───── DATA ROWS

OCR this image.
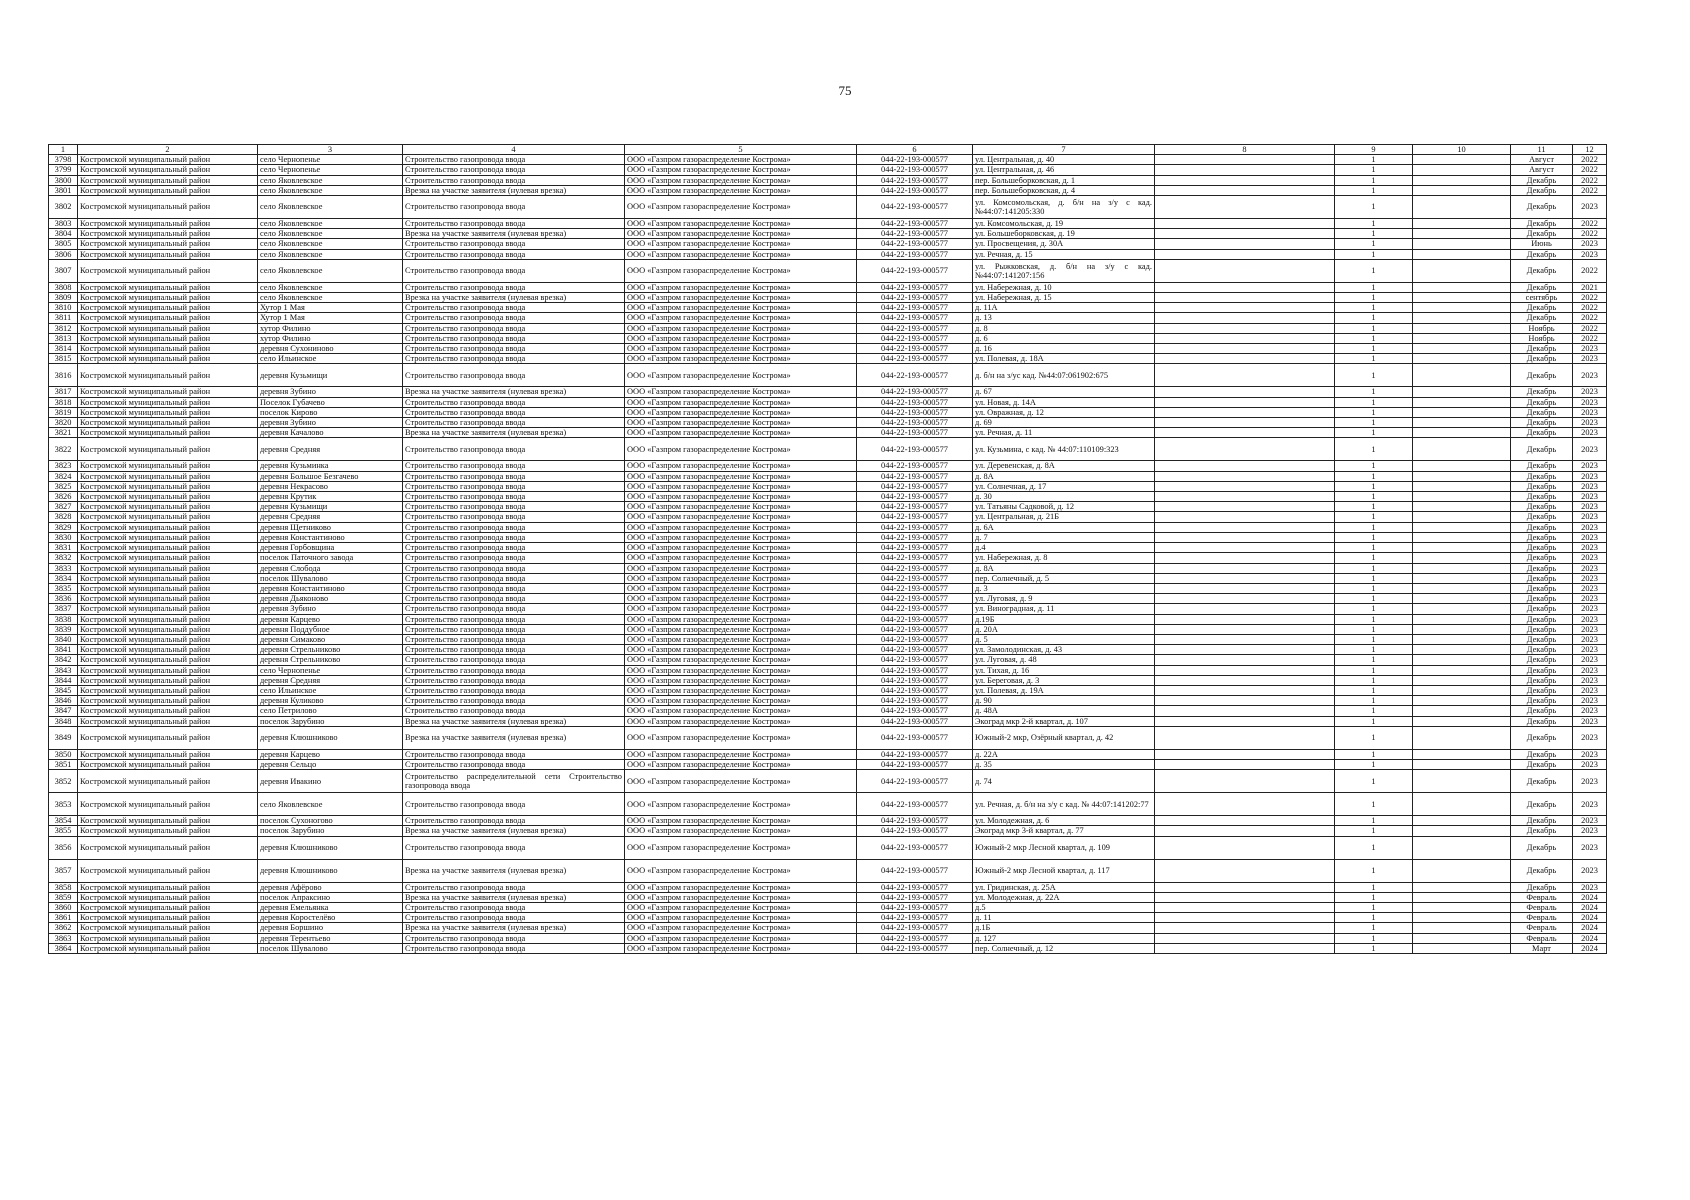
75
1	2	3	4	5	6	7	8	9	10	11	12
3798	Костромской муниципальный район	село Чернопенье	Строительство газопровода ввода	ООО «Газпром газораспределение Кострома»	044-22-193-000577	ул. Центральная, д. 40		1		Август	2022
3799	Костромской муниципальный район	село Чернопенье	Строительство газопровода ввода	ООО «Газпром газораспределение Кострома»	044-22-193-000577	ул. Центральная, д. 46		1		Август	2022
3800	Костромской муниципальный район	село Яковлевское	Строительство газопровода ввода	ООО «Газпром газораспределение Кострома»	044-22-193-000577	пер. Большеборковская, д. 1		1		Декабрь	2022
3801	Костромской муниципальный район	село Яковлевское	Врезка на участке заявителя (нулевая врезка)	ООО «Газпром газораспределение Кострома»	044-22-193-000577	пер. Большеборковская, д. 4		1		Декабрь	2022
3802	Костромской муниципальный район	село Яковлевское	Строительство газопровода ввода	ООО «Газпром газораспределение Кострома»	044-22-193-000577	ул. Комсомольская, д. б/н на з/у с кад. №44:07:141205:330		1		Декабрь	2023
3803	Костромской муниципальный район	село Яковлевское	Строительство газопровода ввода	ООО «Газпром газораспределение Кострома»	044-22-193-000577	ул. Комсомольская, д. 19		1		Декабрь	2022
3804	Костромской муниципальный район	село Яковлевское	Врезка на участке заявителя (нулевая врезка)	ООО «Газпром газораспределение Кострома»	044-22-193-000577	ул. Большеборковская, д. 19		1		Декабрь	2022
3805	Костромской муниципальный район	село Яковлевское	Строительство газопровода ввода	ООО «Газпром газораспределение Кострома»	044-22-193-000577	ул. Просвещения, д. 30А		1		Июнь	2023
3806	Костромской муниципальный район	село Яковлевское	Строительство газопровода ввода	ООО «Газпром газораспределение Кострома»	044-22-193-000577	ул. Речная, д. 15		1		Декабрь	2023
3807	Костромской муниципальный район	село Яковлевское	Строительство газопровода ввода	ООО «Газпром газораспределение Кострома»	044-22-193-000577	ул. Рыжковская, д. б/н на з/у с кад. №44:07:141207:156		1		Декабрь	2022
3808	Костромской муниципальный район	село Яковлевское	Строительство газопровода ввода	ООО «Газпром газораспределение Кострома»	044-22-193-000577	ул. Набережная, д. 10		1		Декабрь	2021
3809	Костромской муниципальный район	село Яковлевское	Врезка на участке заявителя (нулевая врезка)	ООО «Газпром газораспределение Кострома»	044-22-193-000577	ул. Набережная, д. 15		1		сентябрь	2022
3810	Костромской муниципальный район	Хутор 1 Мая	Строительство газопровода ввода	ООО «Газпром газораспределение Кострома»	044-22-193-000577	д. 11А		1		Декабрь	2022
3811	Костромской муниципальный район	Хутор 1 Мая	Строительство газопровода ввода	ООО «Газпром газораспределение Кострома»	044-22-193-000577	д. 13		1		Декабрь	2022
3812	Костромской муниципальный район	хутор Филино	Строительство газопровода ввода	ООО «Газпром газораспределение Кострома»	044-22-193-000577	д. 8		1		Ноябрь	2022
3813	Костромской муниципальный район	хутор Филино	Строительство газопровода ввода	ООО «Газпром газораспределение Кострома»	044-22-193-000577	д. 6		1		Ноябрь	2022
3814	Костромской муниципальный район	деревня Сухониново	Строительство газопровода ввода	ООО «Газпром газораспределение Кострома»	044-22-193-000577	д. 16		1		Декабрь	2023
3815	Костромской муниципальный район	село Ильинское	Строительство газопровода ввода	ООО «Газпром газораспределение Кострома»	044-22-193-000577	ул. Полевая, д. 18А		1		Декабрь	2023
3816	Костромской муниципальный район	деревня Кузьмищи	Строительство газопровода ввода	ООО «Газпром газораспределение Кострома»	044-22-193-000577	д. б/н на з/ус кад. №44:07:061902:675		1		Декабрь	2023
3817	Костромской муниципальный район	деревня Зубино	Врезка на участке заявителя (нулевая врезка)	ООО «Газпром газораспределение Кострома»	044-22-193-000577	д. 67		1		Декабрь	2023
3818	Костромской муниципальный район	Поселок Губачево	Строительство газопровода ввода	ООО «Газпром газораспределение Кострома»	044-22-193-000577	ул. Новая, д. 14А		1		Декабрь	2023
3819	Костромской муниципальный район	поселок Кирово	Строительство газопровода ввода	ООО «Газпром газораспределение Кострома»	044-22-193-000577	ул. Овражная, д. 12		1		Декабрь	2023
3820	Костромской муниципальный район	деревня Зубино	Строительство газопровода ввода	ООО «Газпром газораспределение Кострома»	044-22-193-000577	д. 69		1		Декабрь	2023
3821	Костромской муниципальный район	деревня Качалово	Врезка на участке заявителя (нулевая врезка)	ООО «Газпром газораспределение Кострома»	044-22-193-000577	ул. Речная, д. 11		1		Декабрь	2023
3822	Костромской муниципальный район	деревня Средняя	Строительство газопровода ввода	ООО «Газпром газораспределение Кострома»	044-22-193-000577	ул. Кузьмина, с кад. № 44:07:110109:323		1		Декабрь	2023
3823	Костромской муниципальный район	деревня Кузьминка	Строительство газопровода ввода	ООО «Газпром газораспределение Кострома»	044-22-193-000577	ул. Деревенская, д. 8А		1		Декабрь	2023
3824	Костромской муниципальный район	деревня Большое Безгачево	Строительство газопровода ввода	ООО «Газпром газораспределение Кострома»	044-22-193-000577	д. 8А		1		Декабрь	2023
3825	Костромской муниципальный район	деревня Некрасово	Строительство газопровода ввода	ООО «Газпром газораспределение Кострома»	044-22-193-000577	ул. Солнечная, д. 17		1		Декабрь	2023
3826	Костромской муниципальный район	деревня Крутик	Строительство газопровода ввода	ООО «Газпром газораспределение Кострома»	044-22-193-000577	д. 30		1		Декабрь	2023
3827	Костромской муниципальный район	деревня Кузьмищи	Строительство газопровода ввода	ООО «Газпром газораспределение Кострома»	044-22-193-000577	ул. Татьяны Садковой, д. 12		1		Декабрь	2023
3828	Костромской муниципальный район	деревня Средняя	Строительство газопровода ввода	ООО «Газпром газораспределение Кострома»	044-22-193-000577	ул. Центральная, д. 21Б		1		Декабрь	2023
3829	Костромской муниципальный район	деревня Щетниково	Строительство газопровода ввода	ООО «Газпром газораспределение Кострома»	044-22-193-000577	д. 6А		1		Декабрь	2023
3830	Костромской муниципальный район	деревня Константиново	Строительство газопровода ввода	ООО «Газпром газораспределение Кострома»	044-22-193-000577	д. 7		1		Декабрь	2023
3831	Костромской муниципальный район	деревня Горбовщина	Строительство газопровода ввода	ООО «Газпром газораспределение Кострома»	044-22-193-000577	д.4		1		Декабрь	2023
3832	Костромской муниципальный район	поселок Паточного завода	Строительство газопровода ввода	ООО «Газпром газораспределение Кострома»	044-22-193-000577	ул. Набережная, д. 8		1		Декабрь	2023
3833	Костромской муниципальный район	деревня Слобода	Строительство газопровода ввода	ООО «Газпром газораспределение Кострома»	044-22-193-000577	д. 8А		1		Декабрь	2023
3834	Костромской муниципальный район	поселок Шувалово	Строительство газопровода ввода	ООО «Газпром газораспределение Кострома»	044-22-193-000577	пер. Солнечный, д. 5		1		Декабрь	2023
3835	Костромской муниципальный район	деревня Константиново	Строительство газопровода ввода	ООО «Газпром газораспределение Кострома»	044-22-193-000577	д. 3		1		Декабрь	2023
3836	Костромской муниципальный район	деревня Дьяконово	Строительство газопровода ввода	ООО «Газпром газораспределение Кострома»	044-22-193-000577	ул. Луговая, д. 9		1		Декабрь	2023
3837	Костромской муниципальный район	деревня Зубино	Строительство газопровода ввода	ООО «Газпром газораспределение Кострома»	044-22-193-000577	ул. Виноградная, д. 11		1		Декабрь	2023
3838	Костромской муниципальный район	деревня Карцево	Строительство газопровода ввода	ООО «Газпром газораспределение Кострома»	044-22-193-000577	д.19Б		1		Декабрь	2023
3839	Костромской муниципальный район	деревня Поддубное	Строительство газопровода ввода	ООО «Газпром газораспределение Кострома»	044-22-193-000577	д. 20А		1		Декабрь	2023
3840	Костромской муниципальный район	деревня Симаково	Строительство газопровода ввода	ООО «Газпром газораспределение Кострома»	044-22-193-000577	д. 5		1		Декабрь	2023
3841	Костромской муниципальный район	деревня Стрельниково	Строительство газопровода ввода	ООО «Газпром газораспределение Кострома»	044-22-193-000577	ул. Замолодинская, д. 43		1		Декабрь	2023
3842	Костромской муниципальный район	деревня Стрельниково	Строительство газопровода ввода	ООО «Газпром газораспределение Кострома»	044-22-193-000577	ул. Луговая, д. 48		1		Декабрь	2023
3843	Костромской муниципальный район	село Чернопенье	Строительство газопровода ввода	ООО «Газпром газораспределение Кострома»	044-22-193-000577	ул. Тихая, д. 16		1		Декабрь	2023
3844	Костромской муниципальный район	деревня Средняя	Строительство газопровода ввода	ООО «Газпром газораспределение Кострома»	044-22-193-000577	ул. Береговая, д. 3		1		Декабрь	2023
3845	Костромской муниципальный район	село Ильинское	Строительство газопровода ввода	ООО «Газпром газораспределение Кострома»	044-22-193-000577	ул. Полевая, д. 19А		1		Декабрь	2023
3846	Костромской муниципальный район	деревня Куликово	Строительство газопровода ввода	ООО «Газпром газораспределение Кострома»	044-22-193-000577	д. 90		1		Декабрь	2023
3847	Костромской муниципальный район	село Петрилово	Строительство газопровода ввода	ООО «Газпром газораспределение Кострома»	044-22-193-000577	д. 48А		1		Декабрь	2023
3848	Костромской муниципальный район	поселок Зарубино	Врезка на участке заявителя (нулевая врезка)	ООО «Газпром газораспределение Кострома»	044-22-193-000577	Экоград мкр 2-й квартал, д. 107		1		Декабрь	2023
3849	Костромской муниципальный район	деревня Клюшниково	Врезка на участке заявителя (нулевая врезка)	ООО «Газпром газораспределение Кострома»	044-22-193-000577	Южный-2 мкр, Озёрный квартал, д. 42		1		Декабрь	2023
3850	Костромской муниципальный район	деревня Карцево	Строительство газопровода ввода	ООО «Газпром газораспределение Кострома»	044-22-193-000577	д. 22А		1		Декабрь	2023
3851	Костромской муниципальный район	деревня Сельцо	Строительство газопровода ввода	ООО «Газпром газораспределение Кострома»	044-22-193-000577	д. 35		1		Декабрь	2023
3852	Костромской муниципальный район	деревня Ивакино	Строительство распределительной сети Строительство газопровода ввода	ООО «Газпром газораспределение Кострома»	044-22-193-000577	д. 74		1		Декабрь	2023
3853	Костромской муниципальный район	село Яковлевское	Строительство газопровода ввода	ООО «Газпром газораспределение Кострома»	044-22-193-000577	ул. Речная, д. б/н на з/у с кад. № 44:07:141202:77		1		Декабрь	2023
3854	Костромской муниципальный район	поселок Сухоногово	Строительство газопровода ввода	ООО «Газпром газораспределение Кострома»	044-22-193-000577	ул. Молодежная, д. 6		1		Декабрь	2023
3855	Костромской муниципальный район	поселок Зарубино	Врезка на участке заявителя (нулевая врезка)	ООО «Газпром газораспределение Кострома»	044-22-193-000577	Экоград мкр 3-й квартал, д. 77		1		Декабрь	2023
3856	Костромской муниципальный район	деревня Клюшниково	Строительство газопровода ввода	ООО «Газпром газораспределение Кострома»	044-22-193-000577	Южный-2 мкр Лесной квартал, д. 109		1		Декабрь	2023
3857	Костромской муниципальный район	деревня Клюшниково	Врезка на участке заявителя (нулевая врезка)	ООО «Газпром газораспределение Кострома»	044-22-193-000577	Южный-2 мкр Лесной квартал, д. 117		1		Декабрь	2023
3858	Костромской муниципальный район	деревня Афёрово	Строительство газопровода ввода	ООО «Газпром газораспределение Кострома»	044-22-193-000577	ул. Гридинская, д. 25А		1		Декабрь	2023
3859	Костромской муниципальный район	поселок Апраксино	Врезка на участке заявителя (нулевая врезка)	ООО «Газпром газораспределение Кострома»	044-22-193-000577	ул. Молодежная, д. 22А		1		Февраль	2024
3860	Костромской муниципальный район	деревня Емельянка	Строительство газопровода ввода	ООО «Газпром газораспределение Кострома»	044-22-193-000577	д.5		1		Февраль	2024
3861	Костромской муниципальный район	деревня Коростелёво	Строительство газопровода ввода	ООО «Газпром газораспределение Кострома»	044-22-193-000577	д. 11		1		Февраль	2024
3862	Костромской муниципальный район	деревня Боршино	Врезка на участке заявителя (нулевая врезка)	ООО «Газпром газораспределение Кострома»	044-22-193-000577	д.1Б		1		Февраль	2024
3863	Костромской муниципальный район	деревня Терентьево	Строительство газопровода ввода	ООО «Газпром газораспределение Кострома»	044-22-193-000577	д. 127		1		Февраль	2024
3864	Костромской муниципальный район	поселок Шувалово	Строительство газопровода ввода	ООО «Газпром газораспределение Кострома»	044-22-193-000577	пер. Солнечный, д. 12		1		Март	2024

──────────

▶ **STATED GOAL**
Pull out all lines from the listing that contain the string "Шувалово".

▶ **EXPECTED ANSWER**
3834	Костромской муниципальный район	поселок Шувалово	Строительство газопровода ввода	ООО «Газпром газораспределение Кострома»	044-22-193-000577	пер. Солнечный, д. 5		1		Декабрь	2023
3864	Костромской муниципальный район	поселок Шувалово	Строительство газопровода ввода	ООО «Газпром газораспределение Кострома»	044-22-193-000577	пер. Солнечный, д. 12		1		Март	2024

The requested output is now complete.